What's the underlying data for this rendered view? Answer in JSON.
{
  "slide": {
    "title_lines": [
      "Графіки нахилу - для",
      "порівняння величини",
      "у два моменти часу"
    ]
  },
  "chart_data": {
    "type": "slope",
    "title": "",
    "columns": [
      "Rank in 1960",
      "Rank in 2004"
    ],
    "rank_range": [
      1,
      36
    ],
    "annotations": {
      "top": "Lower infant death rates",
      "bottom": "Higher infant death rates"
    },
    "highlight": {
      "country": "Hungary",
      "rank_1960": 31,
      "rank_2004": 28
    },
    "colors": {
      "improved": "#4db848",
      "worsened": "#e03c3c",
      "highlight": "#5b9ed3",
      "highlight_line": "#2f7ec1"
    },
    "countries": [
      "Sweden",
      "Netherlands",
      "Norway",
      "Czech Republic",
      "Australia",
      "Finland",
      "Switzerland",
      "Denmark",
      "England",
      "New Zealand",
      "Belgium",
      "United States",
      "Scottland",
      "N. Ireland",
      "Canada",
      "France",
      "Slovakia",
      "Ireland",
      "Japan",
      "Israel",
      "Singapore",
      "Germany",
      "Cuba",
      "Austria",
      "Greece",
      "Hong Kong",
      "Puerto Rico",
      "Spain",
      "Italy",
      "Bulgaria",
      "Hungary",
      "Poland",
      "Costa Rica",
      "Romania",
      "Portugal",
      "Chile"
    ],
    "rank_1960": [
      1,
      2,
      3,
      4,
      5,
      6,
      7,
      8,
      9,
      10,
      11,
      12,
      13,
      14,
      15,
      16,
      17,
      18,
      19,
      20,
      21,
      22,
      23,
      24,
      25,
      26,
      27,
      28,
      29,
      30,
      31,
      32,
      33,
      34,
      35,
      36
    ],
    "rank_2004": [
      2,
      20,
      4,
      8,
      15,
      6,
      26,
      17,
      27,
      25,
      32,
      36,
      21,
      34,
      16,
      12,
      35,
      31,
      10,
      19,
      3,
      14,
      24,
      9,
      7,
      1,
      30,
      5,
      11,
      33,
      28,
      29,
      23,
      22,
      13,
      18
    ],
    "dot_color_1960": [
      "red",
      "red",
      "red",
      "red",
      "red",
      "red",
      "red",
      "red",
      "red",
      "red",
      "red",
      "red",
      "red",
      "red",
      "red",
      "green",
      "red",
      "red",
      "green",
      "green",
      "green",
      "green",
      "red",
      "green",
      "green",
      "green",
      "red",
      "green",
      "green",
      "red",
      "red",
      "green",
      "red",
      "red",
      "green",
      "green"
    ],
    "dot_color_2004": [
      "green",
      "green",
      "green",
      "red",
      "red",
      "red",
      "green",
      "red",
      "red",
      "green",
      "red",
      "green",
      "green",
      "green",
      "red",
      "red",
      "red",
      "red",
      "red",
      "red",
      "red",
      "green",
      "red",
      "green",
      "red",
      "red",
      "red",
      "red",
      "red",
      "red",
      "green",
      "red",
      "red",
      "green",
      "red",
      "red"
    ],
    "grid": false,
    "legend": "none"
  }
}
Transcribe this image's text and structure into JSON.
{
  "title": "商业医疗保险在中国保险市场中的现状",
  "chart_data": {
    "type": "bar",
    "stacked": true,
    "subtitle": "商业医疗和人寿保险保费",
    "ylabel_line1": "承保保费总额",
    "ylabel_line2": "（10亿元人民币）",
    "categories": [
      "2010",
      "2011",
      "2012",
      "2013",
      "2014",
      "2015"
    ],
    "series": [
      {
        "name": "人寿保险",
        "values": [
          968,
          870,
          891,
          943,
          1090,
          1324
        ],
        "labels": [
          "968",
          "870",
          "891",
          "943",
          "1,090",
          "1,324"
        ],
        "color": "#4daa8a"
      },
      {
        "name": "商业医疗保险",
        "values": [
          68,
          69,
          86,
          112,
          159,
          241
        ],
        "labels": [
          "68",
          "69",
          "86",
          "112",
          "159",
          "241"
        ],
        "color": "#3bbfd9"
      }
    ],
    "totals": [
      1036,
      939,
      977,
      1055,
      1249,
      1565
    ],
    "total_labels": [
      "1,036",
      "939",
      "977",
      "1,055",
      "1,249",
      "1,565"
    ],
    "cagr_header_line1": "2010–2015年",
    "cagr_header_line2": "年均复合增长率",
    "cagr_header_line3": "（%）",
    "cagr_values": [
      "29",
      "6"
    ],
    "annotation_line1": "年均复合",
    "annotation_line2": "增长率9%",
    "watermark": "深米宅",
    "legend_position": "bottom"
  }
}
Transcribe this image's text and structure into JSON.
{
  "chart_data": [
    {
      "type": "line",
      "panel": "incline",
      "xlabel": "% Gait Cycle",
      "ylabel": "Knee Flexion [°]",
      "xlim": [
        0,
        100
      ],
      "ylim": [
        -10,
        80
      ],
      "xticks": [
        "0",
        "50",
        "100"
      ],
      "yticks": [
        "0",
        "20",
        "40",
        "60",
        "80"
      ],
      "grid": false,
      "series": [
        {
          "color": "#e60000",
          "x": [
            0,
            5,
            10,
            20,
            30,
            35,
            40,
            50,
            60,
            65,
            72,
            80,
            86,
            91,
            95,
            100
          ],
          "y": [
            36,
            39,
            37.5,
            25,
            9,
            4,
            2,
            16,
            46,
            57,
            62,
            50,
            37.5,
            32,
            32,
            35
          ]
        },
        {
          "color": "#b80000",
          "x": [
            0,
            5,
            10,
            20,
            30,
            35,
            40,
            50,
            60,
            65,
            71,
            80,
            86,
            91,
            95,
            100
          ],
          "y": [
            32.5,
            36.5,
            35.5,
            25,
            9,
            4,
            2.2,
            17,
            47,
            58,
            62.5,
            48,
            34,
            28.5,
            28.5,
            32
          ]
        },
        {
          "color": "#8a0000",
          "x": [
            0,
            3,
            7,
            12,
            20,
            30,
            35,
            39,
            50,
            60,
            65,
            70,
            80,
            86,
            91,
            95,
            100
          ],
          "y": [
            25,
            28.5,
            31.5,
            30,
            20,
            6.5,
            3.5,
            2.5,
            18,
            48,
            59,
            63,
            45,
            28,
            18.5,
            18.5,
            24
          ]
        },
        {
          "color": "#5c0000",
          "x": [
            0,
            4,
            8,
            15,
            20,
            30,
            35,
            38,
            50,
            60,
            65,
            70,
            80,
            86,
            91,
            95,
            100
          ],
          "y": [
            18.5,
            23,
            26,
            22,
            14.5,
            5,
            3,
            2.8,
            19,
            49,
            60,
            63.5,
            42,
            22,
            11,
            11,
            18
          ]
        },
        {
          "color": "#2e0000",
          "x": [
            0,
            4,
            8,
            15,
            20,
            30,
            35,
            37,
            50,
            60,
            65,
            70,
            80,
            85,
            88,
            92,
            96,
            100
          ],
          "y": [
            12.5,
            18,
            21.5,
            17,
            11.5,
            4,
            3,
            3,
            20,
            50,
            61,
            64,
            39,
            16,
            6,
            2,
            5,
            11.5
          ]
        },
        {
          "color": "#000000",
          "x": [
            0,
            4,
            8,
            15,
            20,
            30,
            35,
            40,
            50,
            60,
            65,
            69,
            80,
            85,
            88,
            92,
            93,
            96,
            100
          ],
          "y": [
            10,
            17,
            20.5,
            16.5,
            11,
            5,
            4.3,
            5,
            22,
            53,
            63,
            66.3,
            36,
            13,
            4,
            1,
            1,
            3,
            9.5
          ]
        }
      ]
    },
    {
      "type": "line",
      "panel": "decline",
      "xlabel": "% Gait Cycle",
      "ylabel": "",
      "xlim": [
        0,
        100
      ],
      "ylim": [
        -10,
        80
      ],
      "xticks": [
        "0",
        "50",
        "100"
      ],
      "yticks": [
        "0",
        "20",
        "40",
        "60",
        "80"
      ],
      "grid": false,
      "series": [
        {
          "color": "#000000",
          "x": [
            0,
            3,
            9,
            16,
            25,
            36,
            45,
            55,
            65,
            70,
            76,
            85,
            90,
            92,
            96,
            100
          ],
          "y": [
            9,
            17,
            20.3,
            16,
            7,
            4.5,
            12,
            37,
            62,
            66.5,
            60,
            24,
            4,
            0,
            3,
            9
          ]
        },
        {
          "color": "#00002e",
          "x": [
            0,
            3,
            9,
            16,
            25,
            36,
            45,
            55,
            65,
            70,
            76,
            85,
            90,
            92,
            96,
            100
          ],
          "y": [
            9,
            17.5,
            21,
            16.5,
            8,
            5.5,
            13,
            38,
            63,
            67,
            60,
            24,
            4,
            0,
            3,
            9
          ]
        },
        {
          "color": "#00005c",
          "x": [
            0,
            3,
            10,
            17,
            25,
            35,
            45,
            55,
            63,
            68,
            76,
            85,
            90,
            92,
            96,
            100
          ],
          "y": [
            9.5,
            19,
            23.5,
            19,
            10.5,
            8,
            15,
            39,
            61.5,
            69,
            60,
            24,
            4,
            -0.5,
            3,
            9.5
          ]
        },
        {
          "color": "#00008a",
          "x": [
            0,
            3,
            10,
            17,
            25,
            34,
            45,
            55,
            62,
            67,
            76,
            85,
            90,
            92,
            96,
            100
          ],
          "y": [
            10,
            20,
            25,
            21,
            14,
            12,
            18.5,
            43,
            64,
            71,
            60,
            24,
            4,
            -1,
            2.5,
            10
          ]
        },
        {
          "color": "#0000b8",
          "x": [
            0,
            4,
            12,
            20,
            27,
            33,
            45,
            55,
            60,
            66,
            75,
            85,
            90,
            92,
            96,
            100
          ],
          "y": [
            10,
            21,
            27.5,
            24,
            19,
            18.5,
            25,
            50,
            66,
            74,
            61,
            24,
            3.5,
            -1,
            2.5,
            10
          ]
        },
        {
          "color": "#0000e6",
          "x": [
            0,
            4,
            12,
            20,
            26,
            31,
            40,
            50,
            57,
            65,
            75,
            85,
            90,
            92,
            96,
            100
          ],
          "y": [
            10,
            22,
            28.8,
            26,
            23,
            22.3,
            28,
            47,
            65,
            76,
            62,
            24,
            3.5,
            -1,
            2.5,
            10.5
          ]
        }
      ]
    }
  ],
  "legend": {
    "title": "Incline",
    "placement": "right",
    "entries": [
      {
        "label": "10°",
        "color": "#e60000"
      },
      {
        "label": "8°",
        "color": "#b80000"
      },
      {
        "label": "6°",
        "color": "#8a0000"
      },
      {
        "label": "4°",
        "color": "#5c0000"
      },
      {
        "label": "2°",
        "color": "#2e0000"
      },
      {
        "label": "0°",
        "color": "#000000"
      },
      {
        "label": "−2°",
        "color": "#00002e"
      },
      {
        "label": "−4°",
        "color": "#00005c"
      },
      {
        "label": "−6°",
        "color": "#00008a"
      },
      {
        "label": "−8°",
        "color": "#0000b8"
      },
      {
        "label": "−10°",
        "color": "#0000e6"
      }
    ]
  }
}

****

▸ SET TASK: List all lines above in which the string "rates" appears.

▸ WRITTEN SOLUTION:
      "top": "Lower infant death rates",
      "bottom": "Higher infant death rates"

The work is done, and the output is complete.